INSTRUCTIONS TO FOLLOW:
Write out every line of the rows below verbatim, leaving out the pictures.

--- begin RECORD EXCERPTS ---

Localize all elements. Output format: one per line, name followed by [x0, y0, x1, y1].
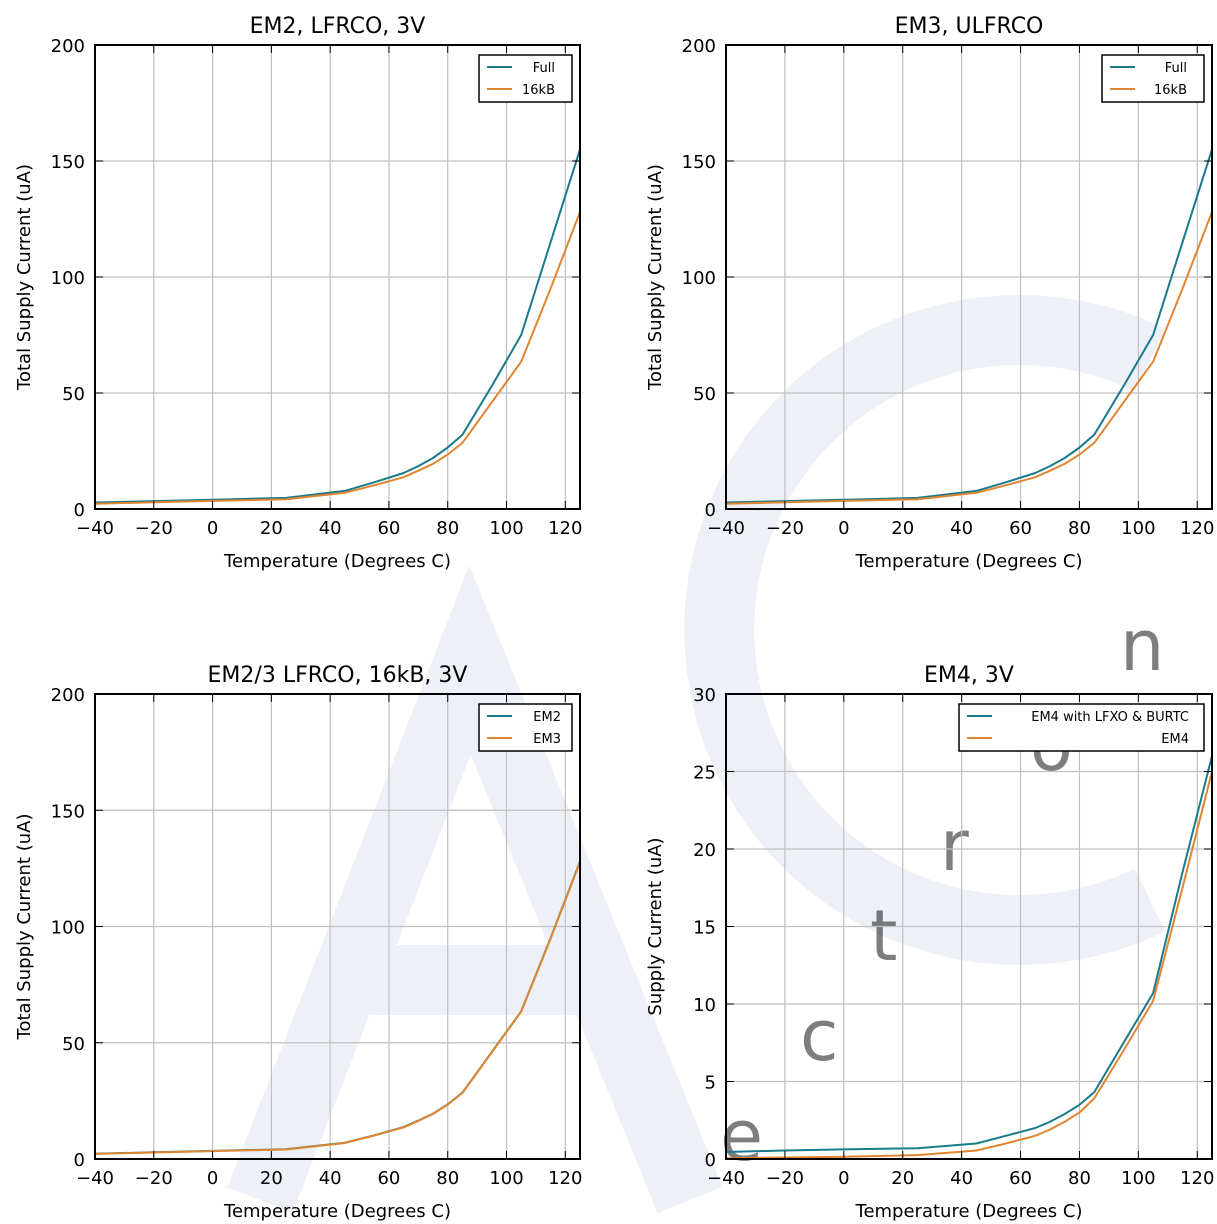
x-tick-label: 40	[950, 518, 973, 539]
series-line-2	[726, 211, 1212, 505]
x-tick-label: 20	[891, 518, 914, 539]
x-tick-label: 40	[319, 1168, 342, 1189]
x-tick-label: 0	[207, 518, 218, 539]
x-tick-label: −20	[766, 518, 804, 539]
x-axis-label: Temperature (Degrees C)	[223, 1201, 451, 1222]
x-tick-label: 20	[891, 1168, 914, 1189]
y-tick-label: 20	[693, 840, 716, 861]
legend-label-2: 16kB	[1154, 83, 1187, 98]
x-tick-label: 0	[838, 518, 849, 539]
x-tick-label: 100	[489, 518, 523, 539]
chart-title: EM2, LFRCO, 3V	[250, 14, 426, 39]
legend-box	[478, 703, 573, 752]
x-tick-label: 0	[838, 1168, 849, 1189]
y-tick-label: 100	[682, 268, 716, 289]
y-tick-label: 30	[693, 685, 716, 706]
x-tick-label: 20	[260, 518, 283, 539]
x-tick-label: 60	[377, 518, 400, 539]
x-tick-label: −20	[135, 1168, 173, 1189]
x-tick-label: 120	[1180, 1168, 1214, 1189]
chart-panel-1: −40 −20 0 20 40 60 80 100 120 0 50 100 150 200 EM2, LF…	[14, 14, 582, 572]
series-line-2	[726, 771, 1212, 1159]
legend: Full 16kB	[478, 54, 573, 103]
series-line-1	[726, 149, 1212, 504]
x-tick-label: 120	[1180, 518, 1214, 539]
chart-panel-2: −40 −20 0 20 40 60 80 100 120 0 50 100 150 200 EM3, UL…	[645, 14, 1214, 572]
y-tick-label: 15	[693, 918, 716, 939]
y-tick-label: 200	[682, 36, 716, 57]
x-tick-label: 100	[1121, 1168, 1155, 1189]
x-tick-label: −40	[76, 1168, 114, 1189]
x-tick-label: −40	[707, 518, 745, 539]
x-tick-label: 80	[1068, 518, 1091, 539]
series-line-1	[95, 861, 580, 1155]
y-tick-label: 5	[705, 1073, 716, 1094]
y-tick-label: 0	[705, 500, 716, 521]
legend-label-2: EM4	[1161, 732, 1189, 747]
x-tick-label: 60	[377, 1168, 400, 1189]
x-tick-label: 60	[1009, 1168, 1032, 1189]
x-tick-label: 100	[489, 1168, 523, 1189]
legend-label-1: EM4 with LFXO & BURTC	[1031, 710, 1189, 725]
x-tick-label: 80	[436, 518, 459, 539]
x-tick-label: 120	[548, 518, 582, 539]
y-tick-label: 50	[693, 384, 716, 405]
x-tick-label: 120	[548, 1168, 582, 1189]
y-axis-label: Total Supply Current (uA)	[14, 814, 35, 1041]
x-tick-label: 40	[319, 518, 342, 539]
y-axis-label: Total Supply Current (uA)	[14, 164, 35, 391]
series-line-1	[726, 755, 1212, 1153]
x-axis-label: Temperature (Degrees C)	[855, 551, 1083, 572]
x-tick-label: 20	[260, 1168, 283, 1189]
legend: Full 16kB	[1101, 54, 1205, 103]
legend-label-1: EM2	[533, 710, 561, 725]
y-axis-label: Total Supply Current (uA)	[645, 164, 666, 391]
x-tick-label: 40	[950, 1168, 973, 1189]
legend-label-1: Full	[533, 61, 555, 76]
chart-title: EM4, 3V	[924, 663, 1014, 688]
x-tick-label: 80	[436, 1168, 459, 1189]
chart-title: EM3, ULFRCO	[895, 14, 1044, 39]
y-tick-label: 100	[51, 918, 85, 939]
legend-box	[1101, 54, 1205, 103]
y-tick-label: 150	[51, 152, 85, 173]
legend-label-2: 16kB	[522, 83, 555, 98]
y-tick-label: 25	[693, 763, 716, 784]
x-axis-label: Temperature (Degrees C)	[223, 551, 451, 572]
legend-label-1: Full	[1165, 61, 1187, 76]
legend-label-2: EM3	[533, 732, 561, 747]
x-tick-label: 80	[1068, 1168, 1091, 1189]
legend: EM4 with LFXO & BURTC EM4	[958, 703, 1205, 752]
x-axis-label: Temperature (Degrees C)	[855, 1201, 1083, 1222]
y-axis-label: Supply Current (uA)	[645, 837, 666, 1015]
x-tick-label: 0	[207, 1168, 218, 1189]
x-tick-label: 100	[1121, 518, 1155, 539]
x-tick-label: −20	[766, 1168, 804, 1189]
y-tick-label: 150	[51, 801, 85, 822]
series-line-2	[95, 861, 580, 1155]
y-tick-label: 0	[74, 500, 85, 521]
chart-panel-3: −40 −20 0 20 40 60 80 100 120 0 50 100 150 200 EM2/3 L…	[14, 663, 582, 1222]
series-line-2	[95, 211, 580, 505]
chart-panel-4: −40 −20 0 20 40 60 80 100 120 0 5 10 15 20 25 30 EM4, 3V…	[645, 663, 1214, 1222]
y-tick-label: 10	[693, 995, 716, 1016]
chart-title: EM2/3 LFRCO, 16kB, 3V	[208, 663, 468, 688]
x-tick-label: 60	[1009, 518, 1032, 539]
x-tick-label: −20	[135, 518, 173, 539]
y-tick-label: 50	[62, 1034, 85, 1055]
y-tick-label: 200	[51, 36, 85, 57]
y-tick-label: 0	[74, 1150, 85, 1171]
x-tick-label: −40	[76, 518, 114, 539]
y-tick-label: 0	[705, 1150, 716, 1171]
y-tick-label: 150	[682, 152, 716, 173]
legend-box	[478, 54, 573, 103]
y-tick-label: 50	[62, 384, 85, 405]
legend-box	[958, 703, 1205, 752]
y-tick-label: 100	[51, 268, 85, 289]
series-line-1	[95, 149, 580, 504]
x-tick-label: −40	[707, 1168, 745, 1189]
y-tick-label: 200	[51, 685, 85, 706]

--- end RECORD EXCERPTS ---

TASK SOLUTION:
Localize all elements. Output format: one per line, name followed by [x0, y0, x1, y1].
x-tick-label: 40	[950, 518, 973, 539]
series-line-2	[726, 211, 1212, 505]
x-tick-label: 20	[891, 518, 914, 539]
x-tick-label: 40	[319, 1168, 342, 1189]
x-tick-label: 0	[207, 518, 218, 539]
x-tick-label: −20	[766, 518, 804, 539]
x-axis-label: Temperature (Degrees C)	[223, 1201, 451, 1222]
x-tick-label: 20	[891, 1168, 914, 1189]
y-tick-label: 20	[693, 840, 716, 861]
legend-label-2: 16kB	[1154, 83, 1187, 98]
x-tick-label: 0	[838, 518, 849, 539]
x-tick-label: 100	[489, 518, 523, 539]
chart-title: EM2, LFRCO, 3V	[250, 14, 426, 39]
legend-box	[478, 703, 573, 752]
x-tick-label: 0	[838, 1168, 849, 1189]
y-tick-label: 100	[682, 268, 716, 289]
y-tick-label: 30	[693, 685, 716, 706]
x-tick-label: 20	[260, 518, 283, 539]
x-tick-label: 60	[377, 518, 400, 539]
x-tick-label: −20	[135, 1168, 173, 1189]
x-tick-label: 120	[1180, 1168, 1214, 1189]
chart-panel-1: −40 −20 0 20 40 60 80 100 120 0 50 100 150 200 EM2, LF…	[14, 14, 582, 572]
series-line-2	[726, 771, 1212, 1159]
legend: Full 16kB	[478, 54, 573, 103]
series-line-1	[726, 149, 1212, 504]
x-tick-label: 120	[1180, 518, 1214, 539]
chart-panel-2: −40 −20 0 20 40 60 80 100 120 0 50 100 150 200 EM3, UL…	[645, 14, 1214, 572]
y-tick-label: 15	[693, 918, 716, 939]
y-tick-label: 200	[682, 36, 716, 57]
x-tick-label: 100	[1121, 1168, 1155, 1189]
x-tick-label: −40	[76, 1168, 114, 1189]
x-tick-label: −40	[707, 518, 745, 539]
x-tick-label: 80	[1068, 518, 1091, 539]
series-line-1	[95, 861, 580, 1155]
y-tick-label: 5	[705, 1073, 716, 1094]
y-tick-label: 0	[705, 500, 716, 521]
legend-label-2: EM4	[1161, 732, 1189, 747]
x-tick-label: 60	[377, 1168, 400, 1189]
x-tick-label: 60	[1009, 1168, 1032, 1189]
x-tick-label: 100	[489, 1168, 523, 1189]
legend-label-1: EM4 with LFXO & BURTC	[1031, 710, 1189, 725]
x-tick-label: 80	[436, 518, 459, 539]
x-tick-label: 120	[548, 518, 582, 539]
y-tick-label: 50	[693, 384, 716, 405]
x-tick-label: 120	[548, 1168, 582, 1189]
y-axis-label: Total Supply Current (uA)	[14, 814, 35, 1041]
x-tick-label: 40	[319, 518, 342, 539]
y-axis-label: Total Supply Current (uA)	[14, 164, 35, 391]
series-line-1	[726, 755, 1212, 1153]
x-axis-label: Temperature (Degrees C)	[855, 551, 1083, 572]
x-tick-label: 20	[260, 1168, 283, 1189]
legend: Full 16kB	[1101, 54, 1205, 103]
legend-label-1: EM2	[533, 710, 561, 725]
y-axis-label: Total Supply Current (uA)	[645, 164, 666, 391]
x-tick-label: 40	[950, 1168, 973, 1189]
legend-label-1: Full	[533, 61, 555, 76]
chart-title: EM4, 3V	[924, 663, 1014, 688]
x-tick-label: 80	[436, 1168, 459, 1189]
chart-title: EM3, ULFRCO	[895, 14, 1044, 39]
y-tick-label: 100	[51, 918, 85, 939]
legend-box	[1101, 54, 1205, 103]
y-tick-label: 150	[51, 152, 85, 173]
legend-label-2: 16kB	[522, 83, 555, 98]
y-tick-label: 25	[693, 763, 716, 784]
x-axis-label: Temperature (Degrees C)	[223, 551, 451, 572]
legend-label-1: Full	[1165, 61, 1187, 76]
legend-label-2: EM3	[533, 732, 561, 747]
x-tick-label: 80	[1068, 1168, 1091, 1189]
legend: EM4 with LFXO & BURTC EM4	[958, 703, 1205, 752]
x-axis-label: Temperature (Degrees C)	[855, 1201, 1083, 1222]
y-axis-label: Supply Current (uA)	[645, 837, 666, 1015]
x-tick-label: 0	[207, 1168, 218, 1189]
x-tick-label: 100	[1121, 518, 1155, 539]
x-tick-label: −20	[766, 1168, 804, 1189]
y-tick-label: 150	[51, 801, 85, 822]
series-line-2	[95, 861, 580, 1155]
y-tick-label: 0	[74, 500, 85, 521]
chart-panel-3: −40 −20 0 20 40 60 80 100 120 0 50 100 150 200 EM2/3 L…	[14, 663, 582, 1222]
series-line-2	[95, 211, 580, 505]
chart-panel-4: −40 −20 0 20 40 60 80 100 120 0 5 10 15 20 25 30 EM4, 3V…	[645, 663, 1214, 1222]
y-tick-label: 10	[693, 995, 716, 1016]
chart-title: EM2/3 LFRCO, 16kB, 3V	[208, 663, 468, 688]
x-tick-label: 60	[1009, 518, 1032, 539]
x-tick-label: −20	[135, 518, 173, 539]
y-tick-label: 50	[62, 1034, 85, 1055]
y-tick-label: 200	[51, 36, 85, 57]
y-tick-label: 0	[74, 1150, 85, 1171]
x-tick-label: −40	[76, 518, 114, 539]
y-tick-label: 0	[705, 1150, 716, 1171]
y-tick-label: 150	[682, 152, 716, 173]
legend-box	[478, 54, 573, 103]
y-tick-label: 50	[62, 384, 85, 405]
legend-box	[958, 703, 1205, 752]
y-tick-label: 100	[51, 268, 85, 289]
series-line-1	[95, 149, 580, 504]
x-tick-label: −40	[707, 1168, 745, 1189]
y-tick-label: 200	[51, 685, 85, 706]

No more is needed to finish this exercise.